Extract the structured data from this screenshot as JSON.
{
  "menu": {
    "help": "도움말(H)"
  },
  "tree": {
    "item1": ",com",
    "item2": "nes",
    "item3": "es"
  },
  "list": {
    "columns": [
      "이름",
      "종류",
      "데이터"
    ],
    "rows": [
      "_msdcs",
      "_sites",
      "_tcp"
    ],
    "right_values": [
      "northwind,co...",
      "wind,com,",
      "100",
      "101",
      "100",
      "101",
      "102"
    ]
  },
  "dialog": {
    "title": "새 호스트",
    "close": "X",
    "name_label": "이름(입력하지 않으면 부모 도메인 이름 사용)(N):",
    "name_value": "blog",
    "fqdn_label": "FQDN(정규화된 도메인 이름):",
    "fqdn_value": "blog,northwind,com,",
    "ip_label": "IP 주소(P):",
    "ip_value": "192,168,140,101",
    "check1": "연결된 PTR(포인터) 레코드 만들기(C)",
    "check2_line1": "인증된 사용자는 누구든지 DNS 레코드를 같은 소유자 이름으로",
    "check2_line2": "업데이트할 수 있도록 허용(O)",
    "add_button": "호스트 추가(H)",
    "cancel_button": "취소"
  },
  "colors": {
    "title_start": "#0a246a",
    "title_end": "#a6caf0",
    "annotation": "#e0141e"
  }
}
====
**YOUR INSTRUCTIONS**
Please restate the records in full, word for word.

**THE RESULT**
Extract the structured data from this screenshot as JSON.
{
  "menu": {
    "help": "도움말(H)"
  },
  "tree": {
    "item1": ",com",
    "item2": "nes",
    "item3": "es"
  },
  "list": {
    "columns": [
      "이름",
      "종류",
      "데이터"
    ],
    "rows": [
      "_msdcs",
      "_sites",
      "_tcp"
    ],
    "right_values": [
      "northwind,co...",
      "wind,com,",
      "100",
      "101",
      "100",
      "101",
      "102"
    ]
  },
  "dialog": {
    "title": "새 호스트",
    "close": "X",
    "name_label": "이름(입력하지 않으면 부모 도메인 이름 사용)(N):",
    "name_value": "blog",
    "fqdn_label": "FQDN(정규화된 도메인 이름):",
    "fqdn_value": "blog,northwind,com,",
    "ip_label": "IP 주소(P):",
    "ip_value": "192,168,140,101",
    "check1": "연결된 PTR(포인터) 레코드 만들기(C)",
    "check2_line1": "인증된 사용자는 누구든지 DNS 레코드를 같은 소유자 이름으로",
    "check2_line2": "업데이트할 수 있도록 허용(O)",
    "add_button": "호스트 추가(H)",
    "cancel_button": "취소"
  },
  "colors": {
    "title_start": "#0a246a",
    "title_end": "#a6caf0",
    "annotation": "#e0141e"
  }
}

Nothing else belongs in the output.